Text shown
Who said that DCC only needed two wires!

How could I forget about shorts?

Well I did. In my defense it has been two years since I last had to spend hours looking for a short, but still! As you can guess I went ahead and wired up all my feeders to the BUS wires and then surprise surprise it no work. Still lacking a memory of shorts I unwired all the feeders and still had a short. After some time with a continuity tester I remembered that the frogs on all Peco Electrofrog turnouts needed to be gapped or insulated. I had done some, but not all. Anyway after using my Dremel cutting wheel to make the missing gaps, all the shorts went away and I can now start again. This time I will test with my RRamp meter after every connection that everything is still OK.

At least I have finished wiring the 40 turnouts to the front of the layout. Now all I have to do is connect a whole load of accessory decoders and design the control panel for the switches and lights. It is already built. Then comes the fun part — coding a NCE Mini Panel.

But first I have to get the track wiring organised and test run some Locos. That should be fun, I hope.

And the beat goes on . . .

Donkey deep into wiring. I have 40 turnouts installed on just modules 1 & 1a and at least as many blocks requiring feeders and NCE BD-20 block detectors. Once all the block wiring and the accessory decoders are installed I plan to create a control panel with a diagram of the tracks and to install toggle switches and push-buttons to control the routes. The main line routes are going to be set using a NCE Mini Panel. For mainly economic reasons the industrial sidings, that do not require signalling, will use a central CDU (Capacitor Discharge Unit) and a diode matrix if necessary.

The following photos give an indication of where I am at with my wiring. Once finished I can start on building the industry kits and wiring up the temporary oval of track to enable test running and switching operations.

Mainly Kato Track laid on Module 1a for the freight main line and industries on the right. Main passenger line with scissors crossover is on the left.

Entries supplied
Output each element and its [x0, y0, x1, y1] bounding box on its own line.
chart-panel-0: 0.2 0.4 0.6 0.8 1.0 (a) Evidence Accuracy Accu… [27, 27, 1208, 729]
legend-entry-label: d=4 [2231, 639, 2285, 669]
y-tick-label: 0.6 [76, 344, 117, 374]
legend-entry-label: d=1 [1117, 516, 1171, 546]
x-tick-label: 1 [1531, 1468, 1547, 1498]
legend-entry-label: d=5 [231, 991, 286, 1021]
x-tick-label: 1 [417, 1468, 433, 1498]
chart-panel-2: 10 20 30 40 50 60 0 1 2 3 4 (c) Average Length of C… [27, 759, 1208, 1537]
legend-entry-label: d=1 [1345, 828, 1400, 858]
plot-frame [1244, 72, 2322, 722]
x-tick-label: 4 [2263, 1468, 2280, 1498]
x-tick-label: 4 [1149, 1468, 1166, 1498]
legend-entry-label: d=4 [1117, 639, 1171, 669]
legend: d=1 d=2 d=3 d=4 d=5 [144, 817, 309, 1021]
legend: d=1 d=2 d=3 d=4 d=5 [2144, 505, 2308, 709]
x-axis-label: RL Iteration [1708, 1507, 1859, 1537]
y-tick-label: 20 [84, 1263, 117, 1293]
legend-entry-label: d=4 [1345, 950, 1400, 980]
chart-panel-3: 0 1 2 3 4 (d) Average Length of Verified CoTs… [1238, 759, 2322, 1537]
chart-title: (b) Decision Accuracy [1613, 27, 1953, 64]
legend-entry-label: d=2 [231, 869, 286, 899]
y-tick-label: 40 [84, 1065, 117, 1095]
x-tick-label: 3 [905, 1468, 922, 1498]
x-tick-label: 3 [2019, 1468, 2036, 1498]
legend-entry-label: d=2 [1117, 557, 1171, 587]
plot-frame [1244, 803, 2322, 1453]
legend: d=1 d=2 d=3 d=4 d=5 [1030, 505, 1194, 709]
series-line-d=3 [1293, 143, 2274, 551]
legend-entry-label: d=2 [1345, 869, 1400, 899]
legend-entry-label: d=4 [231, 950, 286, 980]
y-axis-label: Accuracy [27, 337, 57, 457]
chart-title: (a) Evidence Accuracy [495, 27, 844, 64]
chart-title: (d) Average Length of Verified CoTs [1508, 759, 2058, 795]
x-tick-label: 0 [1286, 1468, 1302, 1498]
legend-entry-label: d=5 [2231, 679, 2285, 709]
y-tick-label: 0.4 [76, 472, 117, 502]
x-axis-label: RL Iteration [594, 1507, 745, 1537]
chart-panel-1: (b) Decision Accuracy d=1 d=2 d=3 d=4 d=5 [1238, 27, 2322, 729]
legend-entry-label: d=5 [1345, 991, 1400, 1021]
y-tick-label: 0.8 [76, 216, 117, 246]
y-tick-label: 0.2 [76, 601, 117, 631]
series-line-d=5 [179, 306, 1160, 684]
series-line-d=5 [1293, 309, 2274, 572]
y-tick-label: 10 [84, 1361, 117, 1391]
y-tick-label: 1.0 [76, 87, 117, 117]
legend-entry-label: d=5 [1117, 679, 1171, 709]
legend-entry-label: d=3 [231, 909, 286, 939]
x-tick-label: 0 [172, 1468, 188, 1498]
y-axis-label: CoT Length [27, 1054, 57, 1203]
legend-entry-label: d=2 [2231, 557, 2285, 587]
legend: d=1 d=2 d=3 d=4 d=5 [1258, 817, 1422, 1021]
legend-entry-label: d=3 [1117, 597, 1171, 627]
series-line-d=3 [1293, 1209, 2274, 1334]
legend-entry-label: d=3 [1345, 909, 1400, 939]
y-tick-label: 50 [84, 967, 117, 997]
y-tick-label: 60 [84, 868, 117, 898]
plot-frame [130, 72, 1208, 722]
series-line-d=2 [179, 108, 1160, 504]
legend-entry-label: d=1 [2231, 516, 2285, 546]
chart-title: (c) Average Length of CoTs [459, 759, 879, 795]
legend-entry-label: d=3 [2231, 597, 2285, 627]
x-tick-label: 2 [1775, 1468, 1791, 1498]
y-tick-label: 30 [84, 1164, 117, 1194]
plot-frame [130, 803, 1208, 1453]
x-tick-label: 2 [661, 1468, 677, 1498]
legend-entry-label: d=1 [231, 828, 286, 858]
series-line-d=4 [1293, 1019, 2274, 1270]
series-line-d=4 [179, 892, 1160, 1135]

Required action 1
In the model railway wiring text, what on the Peco Electrofrog turnouts had to be gapped or insulated?
Required action 2
Continue the model railway wiring text from its final sentence.
None of the lines are used here.

Result 1
The frogs.

Result 2
Module 1 – the 7 track Joint Line return loop and staging tracks. Tracks for D&RGW Burnham Yard & Shops are in the center. Start of the  PSC Arapahoe Power Station on the left
After attaching 2 pulleys to form an old fashioned “block & tackle” system Modules 1 & 1a were lifted into the air so that work could start on the wiring without having to work under the layout.

Finished tracklaying for Modules 1 & 1a (Power District 11)

It does not look much but there is a lot of complicated track laid in these two modules. I decided to scrap the Kato test layout as it had passed its usefulness days and I will shortly lay a temporary oval of track on Module 5 so that I can have a loop to test Locos. Consequently I have reused most of the Kato turnouts and straight track on Module 1a. Speedup the tracklaying considerably. I like the simplicity of Kato turnouts. I replaced a damaged PECO scissors crossing with a Kato and was amazed to find that Kato regard the unit as just ONE turnout with a couple of wires. The PECO scissors crossing required 4 point motors and 2 expensive frog juicers.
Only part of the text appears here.